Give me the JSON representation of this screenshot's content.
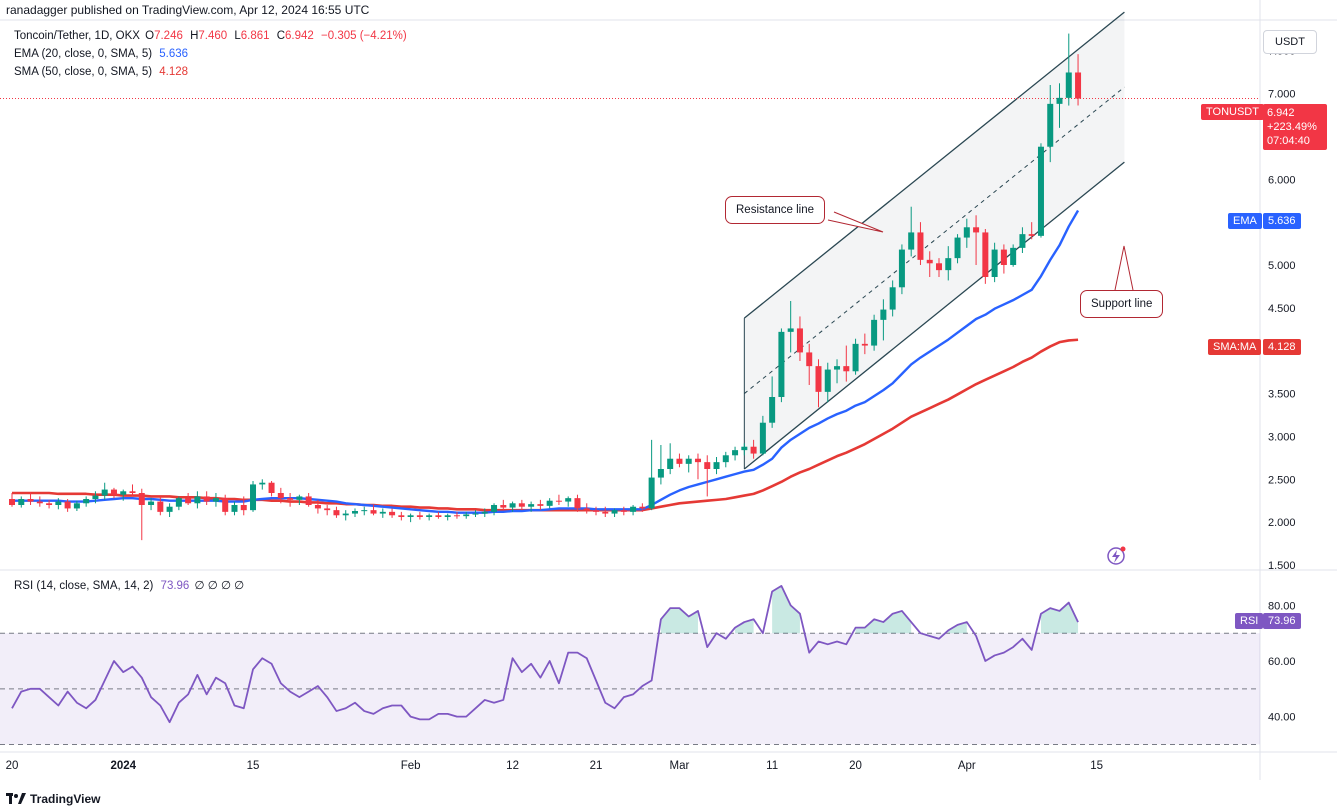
{
  "header": {
    "publisher": "ranadagger published on TradingView.com, Apr 12, 2024 16:55 UTC"
  },
  "legend": {
    "symbol": "Toncoin/Tether, 1D, OKX",
    "ohlc": [
      {
        "label": "O",
        "value": "7.246"
      },
      {
        "label": "H",
        "value": "7.460"
      },
      {
        "label": "L",
        "value": "6.861"
      },
      {
        "label": "C",
        "value": "6.942"
      },
      {
        "label": "",
        "value": "−0.305 (−4.21%)"
      }
    ],
    "ema_label": "EMA (20, close, 0, SMA, 5)",
    "ema_value": "5.636",
    "sma_label": "SMA (50, close, 0, SMA, 5)",
    "sma_value": "4.128",
    "rsi_label": "RSI (14, close, SMA, 14, 2)",
    "rsi_value": "73.96",
    "rsi_nan": "∅ ∅ ∅ ∅"
  },
  "price_tag": {
    "symbol": "TONUSDT",
    "price": "6.942",
    "change": "+223.49%",
    "countdown": "07:04:40"
  },
  "ema_tag": {
    "label": "EMA",
    "value": "5.636"
  },
  "sma_tag": {
    "label": "SMA:MA",
    "value": "4.128"
  },
  "rsi_tag": {
    "label": "RSI",
    "value": "73.96"
  },
  "currency": "USDT",
  "annotations": {
    "resistance": "Resistance line",
    "support": "Support line"
  },
  "branding": "TradingView",
  "colors": {
    "up": "#089981",
    "down": "#f23645",
    "ema": "#2962ff",
    "sma": "#e53935",
    "rsi_line": "#7e57c2",
    "rsi_band": "rgba(126,87,194,0.10)",
    "channel_fill": "rgba(120,130,140,0.09)",
    "channel_line": "#2a4752"
  },
  "chart_data": [
    {
      "type": "candlestick",
      "title": "Toncoin/Tether, 1D, OKX",
      "ylim": [
        1.5,
        7.8
      ],
      "y_ticks": [
        "1.500",
        "2.000",
        "2.500",
        "3.000",
        "3.500",
        "4.000",
        "4.500",
        "5.000",
        "5.500",
        "6.000",
        "6.500",
        "7.000",
        "7.500"
      ],
      "x_ticks": [
        {
          "label": "20",
          "i": 0
        },
        {
          "label": "2024",
          "i": 12
        },
        {
          "label": "15",
          "i": 26
        },
        {
          "label": "Feb",
          "i": 43
        },
        {
          "label": "12",
          "i": 54
        },
        {
          "label": "21",
          "i": 63
        },
        {
          "label": "Mar",
          "i": 72
        },
        {
          "label": "11",
          "i": 82
        },
        {
          "label": "20",
          "i": 91
        },
        {
          "label": "Apr",
          "i": 103
        },
        {
          "label": "15",
          "i": 117
        }
      ],
      "ohlc": [
        [
          2.27,
          2.34,
          2.18,
          2.2
        ],
        [
          2.2,
          2.3,
          2.17,
          2.27
        ],
        [
          2.27,
          2.35,
          2.2,
          2.24
        ],
        [
          2.24,
          2.3,
          2.18,
          2.22
        ],
        [
          2.22,
          2.26,
          2.16,
          2.2
        ],
        [
          2.2,
          2.28,
          2.15,
          2.24
        ],
        [
          2.24,
          2.27,
          2.12,
          2.16
        ],
        [
          2.16,
          2.25,
          2.13,
          2.22
        ],
        [
          2.22,
          2.3,
          2.18,
          2.27
        ],
        [
          2.27,
          2.36,
          2.22,
          2.31
        ],
        [
          2.31,
          2.46,
          2.26,
          2.38
        ],
        [
          2.38,
          2.4,
          2.28,
          2.32
        ],
        [
          2.32,
          2.38,
          2.25,
          2.36
        ],
        [
          2.36,
          2.44,
          2.3,
          2.34
        ],
        [
          2.34,
          2.39,
          1.79,
          2.2
        ],
        [
          2.2,
          2.28,
          2.14,
          2.24
        ],
        [
          2.24,
          2.3,
          2.08,
          2.12
        ],
        [
          2.12,
          2.22,
          2.06,
          2.18
        ],
        [
          2.18,
          2.3,
          2.14,
          2.28
        ],
        [
          2.28,
          2.34,
          2.2,
          2.22
        ],
        [
          2.22,
          2.36,
          2.16,
          2.3
        ],
        [
          2.3,
          2.36,
          2.2,
          2.24
        ],
        [
          2.24,
          2.34,
          2.18,
          2.28
        ],
        [
          2.28,
          2.32,
          2.08,
          2.12
        ],
        [
          2.12,
          2.24,
          2.08,
          2.2
        ],
        [
          2.2,
          2.3,
          2.08,
          2.14
        ],
        [
          2.14,
          2.48,
          2.12,
          2.44
        ],
        [
          2.44,
          2.5,
          2.38,
          2.46
        ],
        [
          2.46,
          2.48,
          2.3,
          2.34
        ],
        [
          2.34,
          2.4,
          2.22,
          2.28
        ],
        [
          2.28,
          2.34,
          2.18,
          2.26
        ],
        [
          2.26,
          2.32,
          2.2,
          2.3
        ],
        [
          2.3,
          2.34,
          2.18,
          2.2
        ],
        [
          2.2,
          2.26,
          2.1,
          2.16
        ],
        [
          2.16,
          2.2,
          2.08,
          2.14
        ],
        [
          2.14,
          2.18,
          2.05,
          2.08
        ],
        [
          2.08,
          2.14,
          2.02,
          2.1
        ],
        [
          2.1,
          2.16,
          2.06,
          2.13
        ],
        [
          2.13,
          2.18,
          2.08,
          2.14
        ],
        [
          2.14,
          2.2,
          2.08,
          2.1
        ],
        [
          2.1,
          2.16,
          2.05,
          2.12
        ],
        [
          2.12,
          2.16,
          2.05,
          2.08
        ],
        [
          2.08,
          2.12,
          2.02,
          2.06
        ],
        [
          2.06,
          2.1,
          2.0,
          2.08
        ],
        [
          2.08,
          2.12,
          2.03,
          2.06
        ],
        [
          2.06,
          2.1,
          2.02,
          2.08
        ],
        [
          2.08,
          2.12,
          2.04,
          2.06
        ],
        [
          2.06,
          2.1,
          2.02,
          2.08
        ],
        [
          2.08,
          2.12,
          2.04,
          2.07
        ],
        [
          2.07,
          2.12,
          2.04,
          2.09
        ],
        [
          2.09,
          2.14,
          2.06,
          2.1
        ],
        [
          2.1,
          2.16,
          2.06,
          2.12
        ],
        [
          2.12,
          2.22,
          2.08,
          2.2
        ],
        [
          2.2,
          2.26,
          2.14,
          2.17
        ],
        [
          2.17,
          2.24,
          2.12,
          2.22
        ],
        [
          2.22,
          2.26,
          2.14,
          2.18
        ],
        [
          2.18,
          2.24,
          2.12,
          2.21
        ],
        [
          2.21,
          2.26,
          2.14,
          2.19
        ],
        [
          2.19,
          2.28,
          2.16,
          2.25
        ],
        [
          2.25,
          2.32,
          2.2,
          2.24
        ],
        [
          2.24,
          2.3,
          2.18,
          2.28
        ],
        [
          2.28,
          2.32,
          2.12,
          2.16
        ],
        [
          2.16,
          2.22,
          2.1,
          2.14
        ],
        [
          2.14,
          2.18,
          2.08,
          2.12
        ],
        [
          2.12,
          2.18,
          2.06,
          2.1
        ],
        [
          2.1,
          2.16,
          2.06,
          2.14
        ],
        [
          2.14,
          2.18,
          2.08,
          2.12
        ],
        [
          2.12,
          2.2,
          2.08,
          2.18
        ],
        [
          2.18,
          2.22,
          2.12,
          2.16
        ],
        [
          2.16,
          2.96,
          2.14,
          2.52
        ],
        [
          2.52,
          2.9,
          2.44,
          2.62
        ],
        [
          2.62,
          2.92,
          2.56,
          2.74
        ],
        [
          2.74,
          2.8,
          2.64,
          2.68
        ],
        [
          2.68,
          2.78,
          2.58,
          2.74
        ],
        [
          2.74,
          2.8,
          2.5,
          2.7
        ],
        [
          2.7,
          2.78,
          2.3,
          2.62
        ],
        [
          2.62,
          2.76,
          2.56,
          2.7
        ],
        [
          2.7,
          2.82,
          2.64,
          2.78
        ],
        [
          2.78,
          2.88,
          2.72,
          2.84
        ],
        [
          2.84,
          2.92,
          2.78,
          2.88
        ],
        [
          2.88,
          2.96,
          2.74,
          2.8
        ],
        [
          2.8,
          3.24,
          2.78,
          3.16
        ],
        [
          3.16,
          3.7,
          3.1,
          3.46
        ],
        [
          3.46,
          4.26,
          3.4,
          4.22
        ],
        [
          4.22,
          4.58,
          3.98,
          4.26
        ],
        [
          4.26,
          4.4,
          3.88,
          3.98
        ],
        [
          3.98,
          4.08,
          3.6,
          3.82
        ],
        [
          3.82,
          3.9,
          3.34,
          3.52
        ],
        [
          3.52,
          3.86,
          3.4,
          3.78
        ],
        [
          3.78,
          3.9,
          3.62,
          3.82
        ],
        [
          3.82,
          4.06,
          3.64,
          3.76
        ],
        [
          3.76,
          4.14,
          3.72,
          4.08
        ],
        [
          4.08,
          4.2,
          3.96,
          4.06
        ],
        [
          4.06,
          4.42,
          4.0,
          4.36
        ],
        [
          4.36,
          4.6,
          4.12,
          4.48
        ],
        [
          4.48,
          4.82,
          4.4,
          4.74
        ],
        [
          4.74,
          5.24,
          4.66,
          5.18
        ],
        [
          5.18,
          5.68,
          5.1,
          5.38
        ],
        [
          5.38,
          5.5,
          5.0,
          5.06
        ],
        [
          5.06,
          5.16,
          4.86,
          5.02
        ],
        [
          5.02,
          5.08,
          4.86,
          4.94
        ],
        [
          4.94,
          5.22,
          4.82,
          5.08
        ],
        [
          5.08,
          5.36,
          5.02,
          5.32
        ],
        [
          5.32,
          5.54,
          5.2,
          5.44
        ],
        [
          5.44,
          5.58,
          5.0,
          5.38
        ],
        [
          5.38,
          5.42,
          4.78,
          4.86
        ],
        [
          4.86,
          5.26,
          4.8,
          5.18
        ],
        [
          5.18,
          5.24,
          4.9,
          5.0
        ],
        [
          5.0,
          5.24,
          4.98,
          5.2
        ],
        [
          5.2,
          5.44,
          5.14,
          5.36
        ],
        [
          5.36,
          5.5,
          5.3,
          5.34
        ],
        [
          5.34,
          6.42,
          5.32,
          6.38
        ],
        [
          6.38,
          7.1,
          6.2,
          6.88
        ],
        [
          6.88,
          7.12,
          6.6,
          6.95
        ],
        [
          6.95,
          7.7,
          6.86,
          7.246
        ],
        [
          7.246,
          7.46,
          6.861,
          6.942
        ]
      ],
      "series": [
        {
          "name": "EMA (20, close, 0, SMA, 5)",
          "values": [
            2.25,
            2.25,
            2.25,
            2.25,
            2.25,
            2.25,
            2.24,
            2.24,
            2.24,
            2.25,
            2.26,
            2.27,
            2.28,
            2.28,
            2.27,
            2.27,
            2.26,
            2.25,
            2.25,
            2.25,
            2.25,
            2.25,
            2.25,
            2.24,
            2.24,
            2.24,
            2.26,
            2.27,
            2.28,
            2.28,
            2.28,
            2.28,
            2.27,
            2.26,
            2.25,
            2.24,
            2.22,
            2.21,
            2.2,
            2.19,
            2.18,
            2.17,
            2.16,
            2.15,
            2.14,
            2.13,
            2.12,
            2.12,
            2.11,
            2.11,
            2.11,
            2.11,
            2.12,
            2.12,
            2.13,
            2.13,
            2.14,
            2.14,
            2.15,
            2.16,
            2.16,
            2.16,
            2.16,
            2.15,
            2.15,
            2.15,
            2.15,
            2.15,
            2.15,
            2.2,
            2.26,
            2.32,
            2.37,
            2.41,
            2.44,
            2.47,
            2.5,
            2.53,
            2.56,
            2.59,
            2.61,
            2.67,
            2.74,
            2.87,
            2.96,
            3.03,
            3.1,
            3.15,
            3.21,
            3.26,
            3.3,
            3.36,
            3.4,
            3.47,
            3.54,
            3.62,
            3.73,
            3.84,
            3.92,
            3.99,
            4.06,
            4.13,
            4.21,
            4.29,
            4.37,
            4.42,
            4.49,
            4.54,
            4.59,
            4.65,
            4.71,
            4.87,
            5.06,
            5.23,
            5.45,
            5.636
          ]
        },
        {
          "name": "SMA (50, close, 0, SMA, 5)",
          "values": [
            2.34,
            2.34,
            2.34,
            2.34,
            2.34,
            2.33,
            2.33,
            2.33,
            2.33,
            2.32,
            2.32,
            2.32,
            2.31,
            2.31,
            2.31,
            2.3,
            2.3,
            2.3,
            2.29,
            2.29,
            2.29,
            2.28,
            2.28,
            2.27,
            2.27,
            2.26,
            2.26,
            2.26,
            2.25,
            2.25,
            2.24,
            2.24,
            2.23,
            2.23,
            2.22,
            2.22,
            2.21,
            2.21,
            2.2,
            2.2,
            2.19,
            2.19,
            2.18,
            2.18,
            2.17,
            2.17,
            2.16,
            2.16,
            2.15,
            2.15,
            2.15,
            2.14,
            2.14,
            2.14,
            2.14,
            2.14,
            2.14,
            2.14,
            2.14,
            2.14,
            2.14,
            2.14,
            2.14,
            2.14,
            2.14,
            2.14,
            2.14,
            2.14,
            2.14,
            2.16,
            2.18,
            2.2,
            2.22,
            2.23,
            2.24,
            2.25,
            2.26,
            2.27,
            2.29,
            2.31,
            2.33,
            2.37,
            2.42,
            2.47,
            2.53,
            2.58,
            2.62,
            2.67,
            2.72,
            2.77,
            2.81,
            2.86,
            2.91,
            2.97,
            3.03,
            3.09,
            3.16,
            3.23,
            3.28,
            3.33,
            3.38,
            3.43,
            3.49,
            3.55,
            3.61,
            3.66,
            3.71,
            3.76,
            3.81,
            3.87,
            3.92,
            3.99,
            4.05,
            4.1,
            4.12,
            4.128
          ]
        }
      ],
      "channel": {
        "lower_start": {
          "i": 79,
          "value": 2.62
        },
        "lower_end": {
          "i": 120,
          "value": 6.2
        },
        "upper_start": {
          "i": 79,
          "value": 4.38
        },
        "upper_end": {
          "i": 120,
          "value": 7.95
        }
      },
      "last_price_line": 6.942
    },
    {
      "type": "line",
      "title": "RSI (14, close, SMA, 14, 2)",
      "ylim": [
        28,
        92
      ],
      "y_ticks": [
        "40.00",
        "60.00",
        "80.00"
      ],
      "bands": [
        30,
        50,
        70
      ],
      "series": [
        {
          "name": "RSI (14, close, SMA, 14, 2)",
          "values": [
            43,
            49,
            50,
            50,
            47,
            44,
            49,
            45,
            43,
            46,
            53,
            60,
            56,
            58,
            54,
            47,
            44,
            38,
            45,
            48,
            55,
            48,
            54,
            52,
            44,
            43,
            57,
            61,
            59,
            52,
            49,
            47,
            49,
            51,
            47,
            42,
            43,
            45,
            42,
            41,
            43,
            44,
            44,
            40,
            39,
            39,
            41,
            41,
            40,
            40,
            43,
            46,
            45,
            46,
            61,
            56,
            59,
            54,
            60,
            52,
            63,
            63,
            61,
            53,
            45,
            43,
            47,
            48,
            51,
            53,
            75,
            79,
            79,
            76,
            78,
            65,
            70,
            68,
            72,
            74,
            75,
            70,
            85,
            87,
            80,
            77,
            63,
            67,
            66,
            67,
            66,
            72,
            72,
            75,
            74,
            77,
            78,
            74,
            70,
            69,
            68,
            71,
            73,
            74,
            69,
            60,
            62,
            63,
            65,
            68,
            64,
            77,
            79,
            78,
            81,
            73.96
          ]
        }
      ]
    }
  ]
}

※

● EXERCISE: Say, as a bare number, how many lines in the entries above include the string "TradingView".

● RESULT FOR THIS EXERCISE: 2